| Quoted passage |

· · · · ·

Because Atelier Rorona is the first Atelier game that comes in 3D. It didn’t look very good because of that. The character models looked a bit too funny. But I give the developers the credit for making the jump.
You play with Rorolina Frixell, nicknamed Rorona. Who had to save her master’s alchemy workshop from closure. Even though she knows nothing about alchemy. The alchemy system depends pretty much on the materials you use in order to get the traits or effects you want in your final item.
The battle system in Rorona depends heavily on the items & gears you have. Create the best gear you could, even if it wasn’t optimal. Make few bombs & you’re good to go. The simplicity of the battles in Rorona is what made me like the game. It’s simple for the fun of it. I changed my mind a bit when I saw the better battles in the next few atelier games. But I still like the system in Rorona. The time limit in Rorona was a bit strict, but it’s still enough to get the true ending if you played well. In the worst case, you could get that ending in your 2nd playthrough.
Rorona has some of the most memorable characters in all the games I played. And specially Sterk & Cordelia <3
I had an interesting story with Atelier Rorona:- To be quite honest, I was never excited to play Rorona in the first place. I got it only because I already intended to play the whole games on the PS3 (I had a lot of free time back then). I didn’t expect to like it so much. This happened to with 2 Atelier games (the other one was Atelier Ayesha, my favorite in the trilogy).

· · · · ·

| Entries provided |
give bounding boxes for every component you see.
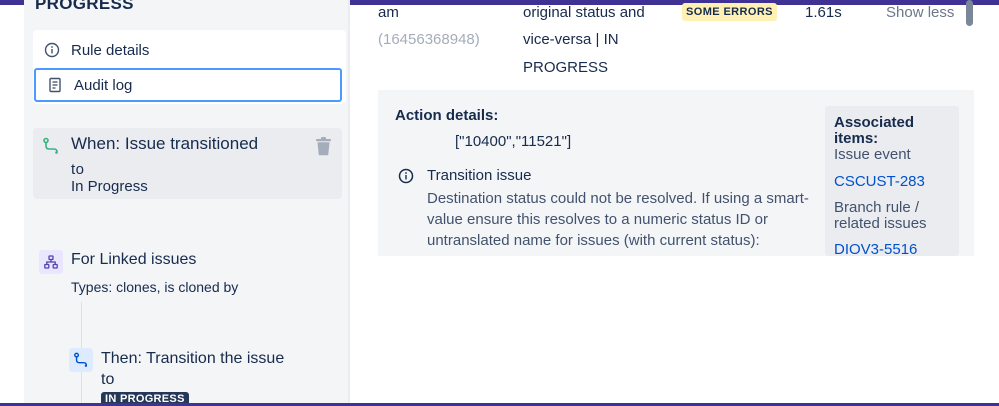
menu-item-rule-details[interactable]: Rule details xyxy=(33,33,346,67)
action-title: Then: Transition the issue xyxy=(101,350,285,367)
transition-issue-title: Transition issue xyxy=(427,167,532,184)
action-title-continued: to xyxy=(101,371,115,388)
sidebar-section-title: PROGRESS xyxy=(35,0,134,13)
associated-items-title: Associated items: xyxy=(834,114,915,147)
branch-subtitle: Types: clones, is cloned by xyxy=(71,279,239,295)
related-issue-link[interactable]: DIOV3-5516 xyxy=(834,241,917,256)
associated-items-panel: Associated items: Issue event CSCUST-283… xyxy=(825,106,959,256)
issue-event-label: Issue event xyxy=(834,146,911,163)
status-badge: SOME ERRORS xyxy=(682,3,777,21)
log-id: (16456368948) xyxy=(378,31,480,48)
branch-title: For Linked issues xyxy=(71,251,197,268)
log-time: am xyxy=(378,4,399,21)
transition-icon xyxy=(69,348,93,372)
trash-icon[interactable] xyxy=(314,136,333,161)
log-description-line: vice-versa | IN xyxy=(523,31,619,48)
log-description-line: original status and xyxy=(523,4,645,21)
log-description-line: PROGRESS xyxy=(523,59,609,76)
menu-item-audit-log[interactable]: Audit log xyxy=(34,68,342,102)
menu-item-label: Rule details xyxy=(71,41,150,59)
show-less-link[interactable]: Show less xyxy=(886,4,954,21)
trigger-subtitle: In Progress xyxy=(71,178,148,195)
menu-item-label: Audit log xyxy=(74,76,133,94)
branch-rule-label: Branch rule / related issues xyxy=(834,199,927,232)
action-details-title: Action details: xyxy=(395,107,499,124)
issue-event-link[interactable]: CSCUST-283 xyxy=(834,173,925,190)
transition-error-message: Destination status could not be resolved… xyxy=(427,190,809,249)
transition-icon xyxy=(39,134,63,158)
trigger-title: When: Issue transitioned xyxy=(71,134,259,153)
log-duration: 1.61s xyxy=(805,4,842,21)
rule-menu: Rule details Audit log xyxy=(33,30,346,104)
action-details-panel: Action details: ["10400","11521"] Transi… xyxy=(378,90,974,256)
document-icon xyxy=(36,77,74,93)
sidebar-divider xyxy=(348,0,350,406)
hierarchy-icon xyxy=(39,250,63,274)
action-details-value: ["10400","11521"] xyxy=(455,133,572,150)
scrollbar-thumb[interactable] xyxy=(966,0,973,26)
info-icon xyxy=(33,42,71,58)
info-icon xyxy=(398,168,414,189)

· · · · ·

| Exercise set |
[1] In the Atelier Rorona review, which Atelier game does the writer name as their favorite in the trilogy?
[2] From the Atelier Rorona review, pull out word for word the part that opens with the words containing "Because Atelier Rorona" and closes with "your final item.".
The material comes from a different source than the review.

| Results |
[1] Atelier Ayesha

[2]
Because Atelier Rorona is the first Atelier game that comes in 3D. It didn’t look very good because of that. The character models looked a bit too funny. But I give the developers the credit for making the jump.
You play with Rorolina Frixell, nicknamed Rorona. Who had to save her master’s alchemy workshop from closure. Even though she knows nothing about alchemy. The alchemy system depends pretty much on the materials you use in order to get the traits or effects you want in your final item.